> OBJECTIVE
Put each line of the rows below into a JSON list of strings, one string per line. Omit blank lines and leave the pictures out.

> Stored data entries

::::

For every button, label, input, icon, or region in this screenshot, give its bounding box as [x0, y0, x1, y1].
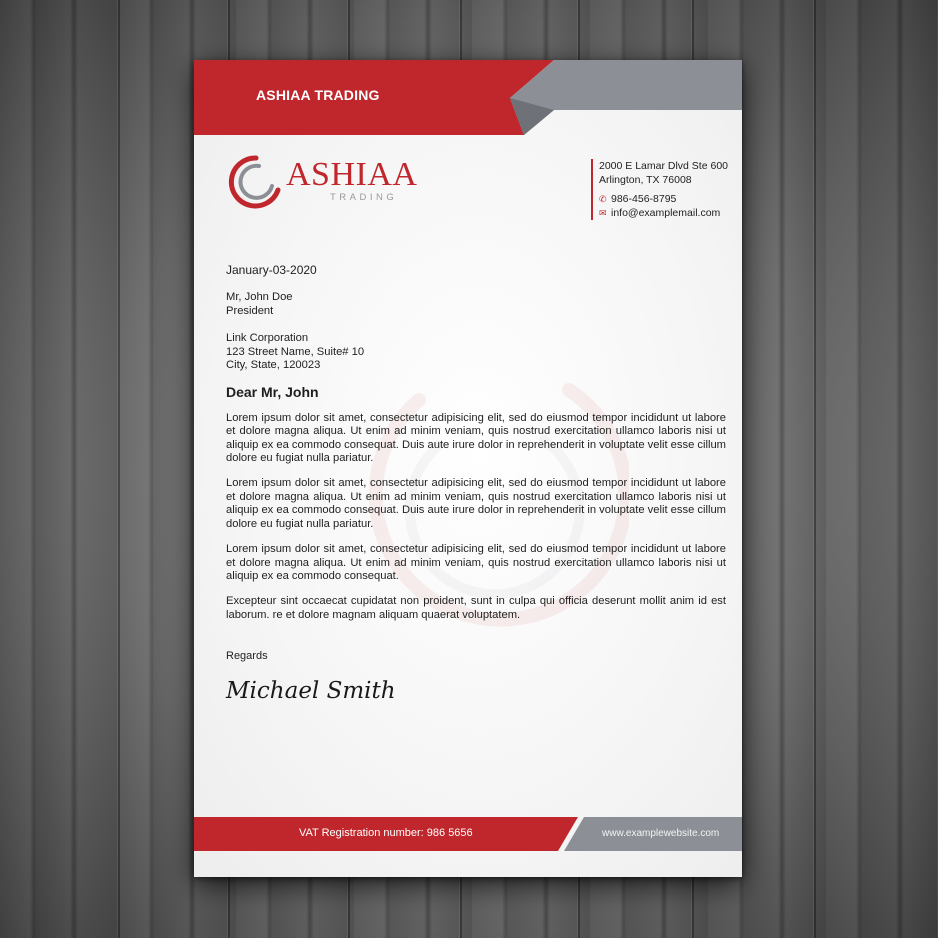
phone-icon: ✆ — [599, 194, 607, 204]
header-company-name: ASHIAA TRADING — [256, 87, 380, 103]
address-line-2: Arlington, TX 76008 — [599, 174, 692, 186]
logo-ring-icon — [226, 152, 286, 212]
address-line-1: 2000 E Lamar Dlvd Ste 600 — [599, 160, 728, 172]
body-paragraph: Lorem ipsum dolor sit amet, consectetur adipisicing elit, sed do eiusmod tempor incididunt ut labore et dolore magna aliqua. Ut enim ad minim veniam, quis nostrud exercitation ullamco laboris nisi ut aliquip ex ea commodo consequat. Duis aute irure dolor in reprehenderit in voluptate velit esse cillum dolore eu fugiat nulla pariatur. — [226, 477, 726, 530]
recipient-city: City, State, 120023 — [226, 359, 321, 372]
phone-line — [599, 192, 742, 206]
recipient-name: Mr, John Doe — [226, 291, 293, 304]
company-logo — [226, 152, 426, 212]
recipient-block — [226, 291, 726, 318]
email-line — [599, 206, 742, 220]
wood-plank — [814, 0, 938, 938]
website-link[interactable]: www.examplewebsite.com — [602, 828, 720, 839]
contact-block — [591, 159, 742, 220]
closing: Regards — [226, 650, 268, 663]
recipient-street: 123 Street Name, Suite# 10 — [226, 345, 365, 358]
recipient-company: Link Corporation — [226, 332, 309, 345]
phone-number: 986-456-8795 — [611, 193, 677, 205]
letterhead-sheet — [194, 60, 742, 877]
vat-registration: VAT Registration number: 986 5656 — [299, 827, 473, 839]
letter-body — [226, 264, 726, 703]
email-address: info@examplemail.com — [611, 207, 721, 219]
salutation: Dear Mr, John — [226, 384, 319, 401]
recipient-title: President — [226, 304, 274, 317]
logo-tagline: TRADING — [330, 192, 398, 203]
address-block — [226, 332, 726, 372]
body-paragraph: Lorem ipsum dolor sit amet, consectetur adipisicing elit, sed do eiusmod tempor incididunt ut labore et dolore magna aliqua. Ut enim ad minim veniam, quis nostrud exercitation ullamco laboris nisi ut aliquip ex ea commodo consequat. Duis aute irure dolor in reprehenderit in voluptate velit esse cillum dolore eu fugiat nulla pariatur. — [226, 411, 726, 465]
body-paragraph: Excepteur sint occaecat cupidatat non proident, sunt in culpa qui officia deserunt mollit anim id est laborum. re et dolore magnam aliquam quaerat voluptatem. — [226, 595, 726, 621]
mail-icon: ✉ — [599, 208, 607, 218]
signature: Michael Smith — [226, 677, 396, 704]
body-paragraph: Lorem ipsum dolor sit amet, consectetur adipisicing elit, sed do eiusmod tempor incididunt ut labore et dolore magna aliqua. Ut enim ad minim veniam, quis nostrud exercitation ullamco laboris nisi ut aliquip ex ea commodo consequat. — [226, 543, 726, 582]
logo-wordmark: ASHIAA — [286, 156, 418, 193]
letter-date: January-03-2020 — [226, 263, 317, 277]
wood-plank — [0, 0, 120, 938]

::::

> CORRECT RESPONSE
[
  "For every button, label, input, icon, or region in this screenshot, give its bounding box as [x0, y0, x1, y1].",
  "phone-icon: ✆ — [599, 194, 607, 204]",
  "header-company-name: ASHIAA TRADING — [256, 87, 380, 103]",
  "address-line-2: Arlington, TX 76008 — [599, 174, 692, 186]",
  "logo-ring-icon — [226, 152, 286, 212]",
  "address-line-1: 2000 E Lamar Dlvd Ste 600 — [599, 160, 728, 172]",
  "body-paragraph: Lorem ipsum dolor sit amet, consectetur adipisicing elit, sed do eiusmod tempor incididunt ut labore et dolore magna aliqua. Ut enim ad minim veniam, quis nostrud exercitation ullamco laboris nisi ut aliquip ex ea commodo consequat. Duis aute irure dolor in reprehenderit in voluptate velit esse cillum dolore eu fugiat nulla pariatur. — [226, 477, 726, 530]",
  "recipient-city: City, State, 120023 — [226, 359, 321, 372]",
  "phone-line — [599, 192, 742, 206]",
  "recipient-name: Mr, John Doe — [226, 291, 293, 304]",
  "company-logo — [226, 152, 426, 212]",
  "recipient-block — [226, 291, 726, 318]",
  "email-line — [599, 206, 742, 220]",
  "wood-plank — [814, 0, 938, 938]",
  "website-link[interactable]: www.examplewebsite.com — [602, 828, 720, 839]",
  "contact-block — [591, 159, 742, 220]",
  "closing: Regards — [226, 650, 268, 663]",
  "recipient-street: 123 Street Name, Suite# 10 — [226, 345, 365, 358]",
  "recipient-company: Link Corporation — [226, 332, 309, 345]",
  "phone-number: 986-456-8795 — [611, 193, 677, 205]",
  "letterhead-sheet — [194, 60, 742, 877]",
  "vat-registration: VAT Registration number: 986 5656 — [299, 827, 473, 839]",
  "letter-body — [226, 264, 726, 703]",
  "email-address: info@examplemail.com — [611, 207, 721, 219]",
  "salutation: Dear Mr, John — [226, 384, 319, 401]",
  "recipient-title: President — [226, 304, 274, 317]",
  "logo-tagline: TRADING — [330, 192, 398, 203]",
  "address-block — [226, 332, 726, 372]",
  "body-paragraph: Lorem ipsum dolor sit amet, consectetur adipisicing elit, sed do eiusmod tempor incididunt ut labore et dolore magna aliqua. Ut enim ad minim veniam, quis nostrud exercitation ullamco laboris nisi ut aliquip ex ea commodo consequat. Duis aute irure dolor in reprehenderit in voluptate velit esse cillum dolore eu fugiat nulla pariatur. — [226, 411, 726, 465]",
  "body-paragraph: Excepteur sint occaecat cupidatat non proident, sunt in culpa qui officia deserunt mollit anim id est laborum. re et dolore magnam aliquam quaerat voluptatem. — [226, 595, 726, 621]",
  "mail-icon: ✉ — [599, 208, 607, 218]",
  "signature: Michael Smith — [226, 677, 396, 704]",
  "body-paragraph: Lorem ipsum dolor sit amet, consectetur adipisicing elit, sed do eiusmod tempor incididunt ut labore et dolore magna aliqua. Ut enim ad minim veniam, quis nostrud exercitation ullamco laboris nisi ut aliquip ex ea commodo consequat. — [226, 543, 726, 582]",
  "logo-wordmark: ASHIAA — [286, 156, 418, 193]",
  "letter-date: January-03-2020 — [226, 263, 317, 277]",
  "wood-plank — [0, 0, 120, 938]"
]